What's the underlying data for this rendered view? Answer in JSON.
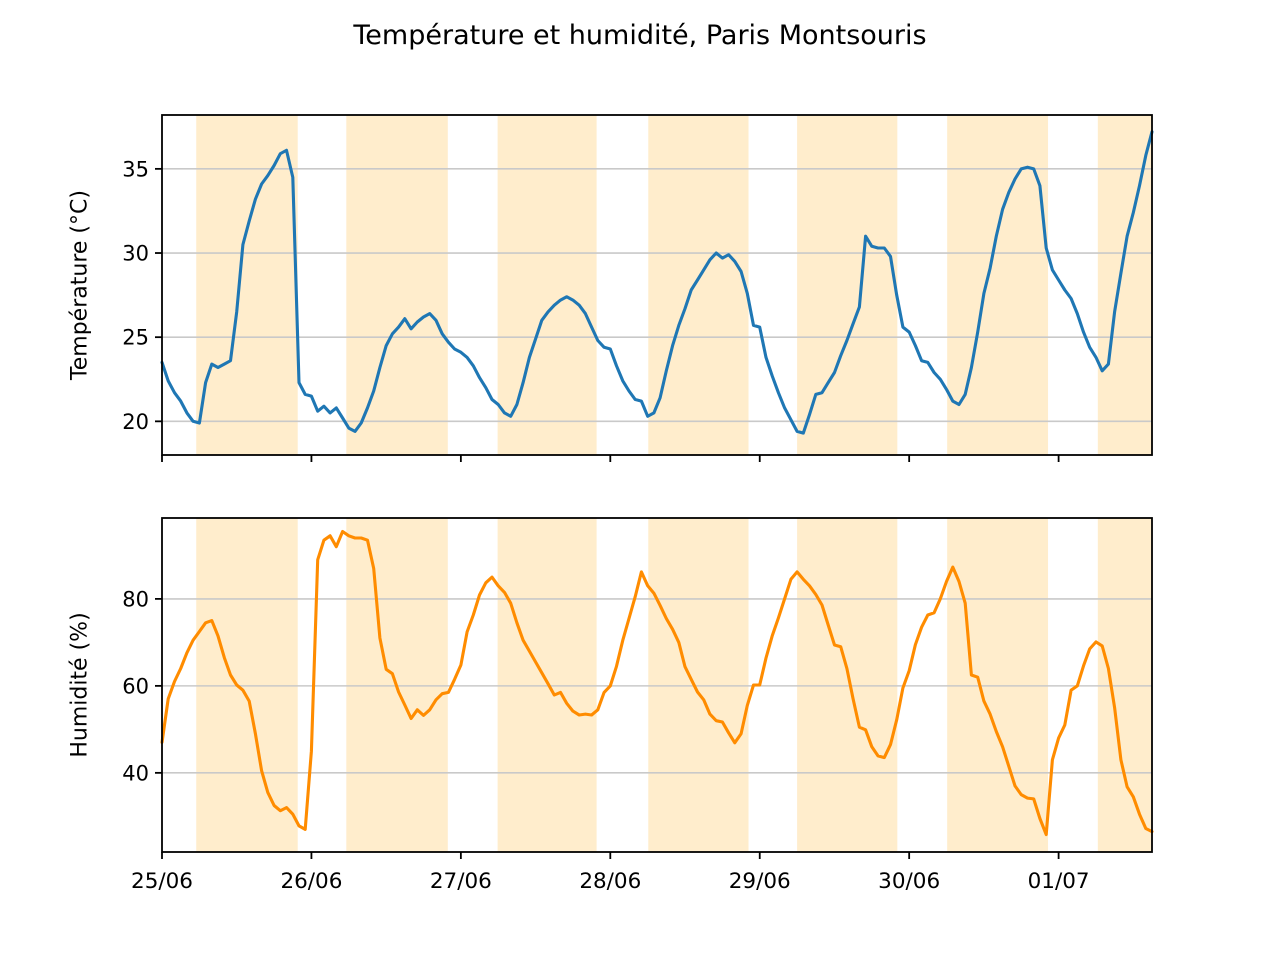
{
  "chart_data": {
    "type": "line",
    "title": "Température et humidité, Paris Montsouris",
    "x_axis": {
      "unit": "hours since 25/06 00:00",
      "start_hour": 0,
      "step_hours": 1,
      "range_hours": [
        0,
        159
      ],
      "tick_hours": [
        0,
        24,
        48,
        72,
        96,
        120,
        144
      ],
      "tick_labels": [
        "25/06",
        "26/06",
        "27/06",
        "28/06",
        "29/06",
        "30/06",
        "01/07"
      ]
    },
    "daytime_bands_hours": [
      [
        5.5,
        21.8
      ],
      [
        29.6,
        45.9
      ],
      [
        53.9,
        69.8
      ],
      [
        78.1,
        94.2
      ],
      [
        102.0,
        118.1
      ],
      [
        126.1,
        142.3
      ],
      [
        150.3,
        159.0
      ]
    ],
    "band_color": "rgba(255,166,0,0.2)",
    "grid": "horizontal",
    "grid_color": "#c9c9c9",
    "legend": "none",
    "plots": [
      {
        "name": "temperature",
        "ylabel": "Température (°C)",
        "yticks": [
          20,
          25,
          30,
          35
        ],
        "ylim": [
          18.0,
          38.2
        ],
        "color": "#1f77b4",
        "values": [
          23.5,
          22.4,
          21.7,
          21.2,
          20.5,
          20.0,
          19.9,
          22.3,
          23.4,
          23.2,
          23.4,
          23.6,
          26.5,
          30.5,
          31.9,
          33.2,
          34.1,
          34.6,
          35.2,
          35.9,
          36.1,
          34.5,
          22.3,
          21.6,
          21.5,
          20.6,
          20.9,
          20.5,
          20.8,
          20.2,
          19.6,
          19.4,
          19.9,
          20.8,
          21.8,
          23.2,
          24.5,
          25.2,
          25.6,
          26.1,
          25.5,
          25.9,
          26.2,
          26.4,
          26.0,
          25.2,
          24.7,
          24.3,
          24.1,
          23.8,
          23.3,
          22.6,
          22.0,
          21.3,
          21.0,
          20.5,
          20.3,
          21.0,
          22.3,
          23.8,
          24.9,
          26.0,
          26.5,
          26.9,
          27.2,
          27.4,
          27.2,
          26.9,
          26.4,
          25.6,
          24.8,
          24.4,
          24.3,
          23.3,
          22.4,
          21.8,
          21.3,
          21.2,
          20.3,
          20.5,
          21.4,
          23.0,
          24.5,
          25.7,
          26.7,
          27.8,
          28.4,
          29.0,
          29.6,
          30.0,
          29.7,
          29.9,
          29.5,
          28.9,
          27.6,
          25.7,
          25.6,
          23.8,
          22.7,
          21.7,
          20.8,
          20.1,
          19.4,
          19.3,
          20.4,
          21.6,
          21.7,
          22.3,
          22.9,
          23.9,
          24.8,
          25.8,
          26.8,
          31.0,
          30.4,
          30.3,
          30.3,
          29.8,
          27.5,
          25.6,
          25.3,
          24.5,
          23.6,
          23.5,
          22.9,
          22.5,
          21.9,
          21.2,
          21.0,
          21.6,
          23.2,
          25.3,
          27.6,
          29.1,
          31.0,
          32.6,
          33.6,
          34.4,
          35.0,
          35.1,
          35.0,
          34.0,
          30.3,
          29.0,
          28.4,
          27.8,
          27.3,
          26.4,
          25.3,
          24.4,
          23.8,
          23.0,
          23.4,
          26.5,
          28.8,
          31.0,
          32.4,
          34.0,
          35.8,
          37.2
        ]
      },
      {
        "name": "humidity",
        "ylabel": "Humidité (%)",
        "yticks": [
          40,
          60,
          80
        ],
        "ylim": [
          21.8,
          98.6
        ],
        "color": "#ff8c00",
        "values": [
          47.0,
          57.0,
          61.0,
          64.0,
          67.6,
          70.5,
          72.5,
          74.5,
          75.0,
          71.5,
          66.5,
          62.5,
          60.2,
          59.0,
          56.5,
          49.0,
          40.5,
          35.5,
          32.5,
          31.3,
          32.0,
          30.5,
          27.8,
          27.0,
          45.0,
          89.0,
          93.5,
          94.5,
          92.0,
          95.5,
          94.5,
          94.0,
          94.0,
          93.5,
          87.0,
          71.0,
          63.8,
          62.8,
          58.6,
          55.6,
          52.5,
          54.5,
          53.2,
          54.5,
          56.8,
          58.2,
          58.5,
          61.5,
          64.8,
          72.4,
          76.3,
          80.9,
          83.7,
          85.0,
          83.0,
          81.5,
          79.0,
          74.5,
          70.5,
          68.0,
          65.5,
          63.0,
          60.5,
          57.9,
          58.5,
          56.0,
          54.2,
          53.3,
          53.5,
          53.3,
          54.5,
          58.5,
          60.0,
          64.5,
          70.5,
          75.5,
          80.5,
          86.2,
          83.0,
          81.3,
          78.5,
          75.5,
          73.0,
          70.0,
          64.4,
          61.5,
          58.6,
          56.8,
          53.5,
          52.0,
          51.7,
          49.2,
          46.9,
          49.0,
          55.5,
          60.2,
          60.2,
          66.4,
          71.5,
          75.6,
          80.0,
          84.5,
          86.2,
          84.5,
          83.0,
          81.0,
          78.6,
          74.0,
          69.4,
          69.0,
          64.0,
          57.0,
          50.5,
          49.9,
          46.0,
          43.9,
          43.5,
          46.5,
          52.2,
          59.5,
          63.5,
          69.5,
          73.5,
          76.3,
          76.8,
          80.0,
          84.0,
          87.3,
          84.0,
          79.0,
          62.5,
          62.0,
          56.5,
          53.5,
          49.5,
          46.0,
          41.5,
          37.0,
          35.0,
          34.2,
          34.0,
          29.5,
          25.8,
          43.0,
          48.0,
          51.0,
          59.0,
          60.0,
          64.6,
          68.5,
          70.1,
          69.2,
          64.0,
          55.0,
          43.0,
          36.8,
          34.5,
          30.5,
          27.2,
          26.5
        ]
      }
    ]
  }
}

EXERCISE DIRECTIONS
The data above should be repeated exactly, minus any pictures.

WRITTEN SOLUTION
What's the underlying data for this rendered view? Answer in JSON.
{
  "chart_data": {
    "type": "line",
    "title": "Température et humidité, Paris Montsouris",
    "x_axis": {
      "unit": "hours since 25/06 00:00",
      "start_hour": 0,
      "step_hours": 1,
      "range_hours": [
        0,
        159
      ],
      "tick_hours": [
        0,
        24,
        48,
        72,
        96,
        120,
        144
      ],
      "tick_labels": [
        "25/06",
        "26/06",
        "27/06",
        "28/06",
        "29/06",
        "30/06",
        "01/07"
      ]
    },
    "daytime_bands_hours": [
      [
        5.5,
        21.8
      ],
      [
        29.6,
        45.9
      ],
      [
        53.9,
        69.8
      ],
      [
        78.1,
        94.2
      ],
      [
        102.0,
        118.1
      ],
      [
        126.1,
        142.3
      ],
      [
        150.3,
        159.0
      ]
    ],
    "band_color": "rgba(255,166,0,0.2)",
    "grid": "horizontal",
    "grid_color": "#c9c9c9",
    "legend": "none",
    "plots": [
      {
        "name": "temperature",
        "ylabel": "Température (°C)",
        "yticks": [
          20,
          25,
          30,
          35
        ],
        "ylim": [
          18.0,
          38.2
        ],
        "color": "#1f77b4",
        "values": [
          23.5,
          22.4,
          21.7,
          21.2,
          20.5,
          20.0,
          19.9,
          22.3,
          23.4,
          23.2,
          23.4,
          23.6,
          26.5,
          30.5,
          31.9,
          33.2,
          34.1,
          34.6,
          35.2,
          35.9,
          36.1,
          34.5,
          22.3,
          21.6,
          21.5,
          20.6,
          20.9,
          20.5,
          20.8,
          20.2,
          19.6,
          19.4,
          19.9,
          20.8,
          21.8,
          23.2,
          24.5,
          25.2,
          25.6,
          26.1,
          25.5,
          25.9,
          26.2,
          26.4,
          26.0,
          25.2,
          24.7,
          24.3,
          24.1,
          23.8,
          23.3,
          22.6,
          22.0,
          21.3,
          21.0,
          20.5,
          20.3,
          21.0,
          22.3,
          23.8,
          24.9,
          26.0,
          26.5,
          26.9,
          27.2,
          27.4,
          27.2,
          26.9,
          26.4,
          25.6,
          24.8,
          24.4,
          24.3,
          23.3,
          22.4,
          21.8,
          21.3,
          21.2,
          20.3,
          20.5,
          21.4,
          23.0,
          24.5,
          25.7,
          26.7,
          27.8,
          28.4,
          29.0,
          29.6,
          30.0,
          29.7,
          29.9,
          29.5,
          28.9,
          27.6,
          25.7,
          25.6,
          23.8,
          22.7,
          21.7,
          20.8,
          20.1,
          19.4,
          19.3,
          20.4,
          21.6,
          21.7,
          22.3,
          22.9,
          23.9,
          24.8,
          25.8,
          26.8,
          31.0,
          30.4,
          30.3,
          30.3,
          29.8,
          27.5,
          25.6,
          25.3,
          24.5,
          23.6,
          23.5,
          22.9,
          22.5,
          21.9,
          21.2,
          21.0,
          21.6,
          23.2,
          25.3,
          27.6,
          29.1,
          31.0,
          32.6,
          33.6,
          34.4,
          35.0,
          35.1,
          35.0,
          34.0,
          30.3,
          29.0,
          28.4,
          27.8,
          27.3,
          26.4,
          25.3,
          24.4,
          23.8,
          23.0,
          23.4,
          26.5,
          28.8,
          31.0,
          32.4,
          34.0,
          35.8,
          37.2
        ]
      },
      {
        "name": "humidity",
        "ylabel": "Humidité (%)",
        "yticks": [
          40,
          60,
          80
        ],
        "ylim": [
          21.8,
          98.6
        ],
        "color": "#ff8c00",
        "values": [
          47.0,
          57.0,
          61.0,
          64.0,
          67.6,
          70.5,
          72.5,
          74.5,
          75.0,
          71.5,
          66.5,
          62.5,
          60.2,
          59.0,
          56.5,
          49.0,
          40.5,
          35.5,
          32.5,
          31.3,
          32.0,
          30.5,
          27.8,
          27.0,
          45.0,
          89.0,
          93.5,
          94.5,
          92.0,
          95.5,
          94.5,
          94.0,
          94.0,
          93.5,
          87.0,
          71.0,
          63.8,
          62.8,
          58.6,
          55.6,
          52.5,
          54.5,
          53.2,
          54.5,
          56.8,
          58.2,
          58.5,
          61.5,
          64.8,
          72.4,
          76.3,
          80.9,
          83.7,
          85.0,
          83.0,
          81.5,
          79.0,
          74.5,
          70.5,
          68.0,
          65.5,
          63.0,
          60.5,
          57.9,
          58.5,
          56.0,
          54.2,
          53.3,
          53.5,
          53.3,
          54.5,
          58.5,
          60.0,
          64.5,
          70.5,
          75.5,
          80.5,
          86.2,
          83.0,
          81.3,
          78.5,
          75.5,
          73.0,
          70.0,
          64.4,
          61.5,
          58.6,
          56.8,
          53.5,
          52.0,
          51.7,
          49.2,
          46.9,
          49.0,
          55.5,
          60.2,
          60.2,
          66.4,
          71.5,
          75.6,
          80.0,
          84.5,
          86.2,
          84.5,
          83.0,
          81.0,
          78.6,
          74.0,
          69.4,
          69.0,
          64.0,
          57.0,
          50.5,
          49.9,
          46.0,
          43.9,
          43.5,
          46.5,
          52.2,
          59.5,
          63.5,
          69.5,
          73.5,
          76.3,
          76.8,
          80.0,
          84.0,
          87.3,
          84.0,
          79.0,
          62.5,
          62.0,
          56.5,
          53.5,
          49.5,
          46.0,
          41.5,
          37.0,
          35.0,
          34.2,
          34.0,
          29.5,
          25.8,
          43.0,
          48.0,
          51.0,
          59.0,
          60.0,
          64.6,
          68.5,
          70.1,
          69.2,
          64.0,
          55.0,
          43.0,
          36.8,
          34.5,
          30.5,
          27.2,
          26.5
        ]
      }
    ]
  }
}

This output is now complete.